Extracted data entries

-- Begin --

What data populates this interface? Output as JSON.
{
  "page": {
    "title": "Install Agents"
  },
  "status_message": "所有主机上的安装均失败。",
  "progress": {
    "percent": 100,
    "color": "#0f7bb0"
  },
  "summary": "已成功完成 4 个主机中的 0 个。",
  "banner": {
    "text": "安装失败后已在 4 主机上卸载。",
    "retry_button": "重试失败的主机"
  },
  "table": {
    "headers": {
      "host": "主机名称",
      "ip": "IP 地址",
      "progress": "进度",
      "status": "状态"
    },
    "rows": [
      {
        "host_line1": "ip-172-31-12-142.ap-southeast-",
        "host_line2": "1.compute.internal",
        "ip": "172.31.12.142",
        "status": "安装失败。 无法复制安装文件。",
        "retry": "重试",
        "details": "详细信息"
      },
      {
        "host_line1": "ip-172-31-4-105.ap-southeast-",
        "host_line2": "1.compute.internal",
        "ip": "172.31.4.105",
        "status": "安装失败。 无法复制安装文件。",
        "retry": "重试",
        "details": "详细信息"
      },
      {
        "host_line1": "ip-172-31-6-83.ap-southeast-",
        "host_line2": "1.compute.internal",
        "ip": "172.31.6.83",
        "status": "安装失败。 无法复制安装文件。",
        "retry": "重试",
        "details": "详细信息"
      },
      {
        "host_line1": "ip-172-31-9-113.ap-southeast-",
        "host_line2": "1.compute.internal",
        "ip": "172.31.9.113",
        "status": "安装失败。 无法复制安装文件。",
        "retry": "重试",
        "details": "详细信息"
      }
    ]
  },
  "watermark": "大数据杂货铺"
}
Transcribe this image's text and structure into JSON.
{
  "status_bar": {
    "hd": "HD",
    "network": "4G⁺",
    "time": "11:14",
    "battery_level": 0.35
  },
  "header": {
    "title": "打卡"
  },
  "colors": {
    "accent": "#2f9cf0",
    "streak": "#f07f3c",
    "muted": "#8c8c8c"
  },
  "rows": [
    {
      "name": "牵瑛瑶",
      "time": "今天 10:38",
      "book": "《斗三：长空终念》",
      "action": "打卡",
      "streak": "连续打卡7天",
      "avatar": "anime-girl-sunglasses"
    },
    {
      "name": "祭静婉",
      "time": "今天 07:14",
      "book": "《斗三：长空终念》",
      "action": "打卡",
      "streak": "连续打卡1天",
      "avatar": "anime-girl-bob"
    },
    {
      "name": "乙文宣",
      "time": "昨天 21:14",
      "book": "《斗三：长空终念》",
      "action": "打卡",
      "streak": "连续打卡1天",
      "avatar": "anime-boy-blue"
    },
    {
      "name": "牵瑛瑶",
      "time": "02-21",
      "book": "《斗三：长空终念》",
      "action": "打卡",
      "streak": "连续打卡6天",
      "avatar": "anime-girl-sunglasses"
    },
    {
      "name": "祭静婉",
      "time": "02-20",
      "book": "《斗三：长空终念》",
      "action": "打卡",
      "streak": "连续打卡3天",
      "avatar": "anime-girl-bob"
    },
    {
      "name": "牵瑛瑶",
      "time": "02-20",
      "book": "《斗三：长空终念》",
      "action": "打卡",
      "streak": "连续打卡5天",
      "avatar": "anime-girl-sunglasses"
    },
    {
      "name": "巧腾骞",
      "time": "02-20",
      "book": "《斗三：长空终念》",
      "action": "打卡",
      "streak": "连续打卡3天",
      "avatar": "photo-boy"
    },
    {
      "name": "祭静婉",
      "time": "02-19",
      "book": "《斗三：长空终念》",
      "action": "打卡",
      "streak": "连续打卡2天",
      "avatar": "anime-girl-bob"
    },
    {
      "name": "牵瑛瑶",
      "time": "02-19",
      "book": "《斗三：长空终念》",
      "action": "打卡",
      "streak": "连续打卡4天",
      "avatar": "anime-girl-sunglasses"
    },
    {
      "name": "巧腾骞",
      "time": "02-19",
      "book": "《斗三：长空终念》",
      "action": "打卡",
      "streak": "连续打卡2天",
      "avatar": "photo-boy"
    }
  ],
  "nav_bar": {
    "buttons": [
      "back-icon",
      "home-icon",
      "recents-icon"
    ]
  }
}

-- End --

• [DIRECTION]: Each entry must be reproduced verbatim.

• [RIGHT ANSWER]:
What data populates this interface? Output as JSON.
{
  "page": {
    "title": "Install Agents"
  },
  "status_message": "所有主机上的安装均失败。",
  "progress": {
    "percent": 100,
    "color": "#0f7bb0"
  },
  "summary": "已成功完成 4 个主机中的 0 个。",
  "banner": {
    "text": "安装失败后已在 4 主机上卸载。",
    "retry_button": "重试失败的主机"
  },
  "table": {
    "headers": {
      "host": "主机名称",
      "ip": "IP 地址",
      "progress": "进度",
      "status": "状态"
    },
    "rows": [
      {
        "host_line1": "ip-172-31-12-142.ap-southeast-",
        "host_line2": "1.compute.internal",
        "ip": "172.31.12.142",
        "status": "安装失败。 无法复制安装文件。",
        "retry": "重试",
        "details": "详细信息"
      },
      {
        "host_line1": "ip-172-31-4-105.ap-southeast-",
        "host_line2": "1.compute.internal",
        "ip": "172.31.4.105",
        "status": "安装失败。 无法复制安装文件。",
        "retry": "重试",
        "details": "详细信息"
      },
      {
        "host_line1": "ip-172-31-6-83.ap-southeast-",
        "host_line2": "1.compute.internal",
        "ip": "172.31.6.83",
        "status": "安装失败。 无法复制安装文件。",
        "retry": "重试",
        "details": "详细信息"
      },
      {
        "host_line1": "ip-172-31-9-113.ap-southeast-",
        "host_line2": "1.compute.internal",
        "ip": "172.31.9.113",
        "status": "安装失败。 无法复制安装文件。",
        "retry": "重试",
        "details": "详细信息"
      }
    ]
  },
  "watermark": "大数据杂货铺"
}
Transcribe this image's text and structure into JSON.
{
  "status_bar": {
    "hd": "HD",
    "network": "4G⁺",
    "time": "11:14",
    "battery_level": 0.35
  },
  "header": {
    "title": "打卡"
  },
  "colors": {
    "accent": "#2f9cf0",
    "streak": "#f07f3c",
    "muted": "#8c8c8c"
  },
  "rows": [
    {
      "name": "牵瑛瑶",
      "time": "今天 10:38",
      "book": "《斗三：长空终念》",
      "action": "打卡",
      "streak": "连续打卡7天",
      "avatar": "anime-girl-sunglasses"
    },
    {
      "name": "祭静婉",
      "time": "今天 07:14",
      "book": "《斗三：长空终念》",
      "action": "打卡",
      "streak": "连续打卡1天",
      "avatar": "anime-girl-bob"
    },
    {
      "name": "乙文宣",
      "time": "昨天 21:14",
      "book": "《斗三：长空终念》",
      "action": "打卡",
      "streak": "连续打卡1天",
      "avatar": "anime-boy-blue"
    },
    {
      "name": "牵瑛瑶",
      "time": "02-21",
      "book": "《斗三：长空终念》",
      "action": "打卡",
      "streak": "连续打卡6天",
      "avatar": "anime-girl-sunglasses"
    },
    {
      "name": "祭静婉",
      "time": "02-20",
      "book": "《斗三：长空终念》",
      "action": "打卡",
      "streak": "连续打卡3天",
      "avatar": "anime-girl-bob"
    },
    {
      "name": "牵瑛瑶",
      "time": "02-20",
      "book": "《斗三：长空终念》",
      "action": "打卡",
      "streak": "连续打卡5天",
      "avatar": "anime-girl-sunglasses"
    },
    {
      "name": "巧腾骞",
      "time": "02-20",
      "book": "《斗三：长空终念》",
      "action": "打卡",
      "streak": "连续打卡3天",
      "avatar": "photo-boy"
    },
    {
      "name": "祭静婉",
      "time": "02-19",
      "book": "《斗三：长空终念》",
      "action": "打卡",
      "streak": "连续打卡2天",
      "avatar": "anime-girl-bob"
    },
    {
      "name": "牵瑛瑶",
      "time": "02-19",
      "book": "《斗三：长空终念》",
      "action": "打卡",
      "streak": "连续打卡4天",
      "avatar": "anime-girl-sunglasses"
    },
    {
      "name": "巧腾骞",
      "time": "02-19",
      "book": "《斗三：长空终念》",
      "action": "打卡",
      "streak": "连续打卡2天",
      "avatar": "photo-boy"
    }
  ],
  "nav_bar": {
    "buttons": [
      "back-icon",
      "home-icon",
      "recents-icon"
    ]
  }
}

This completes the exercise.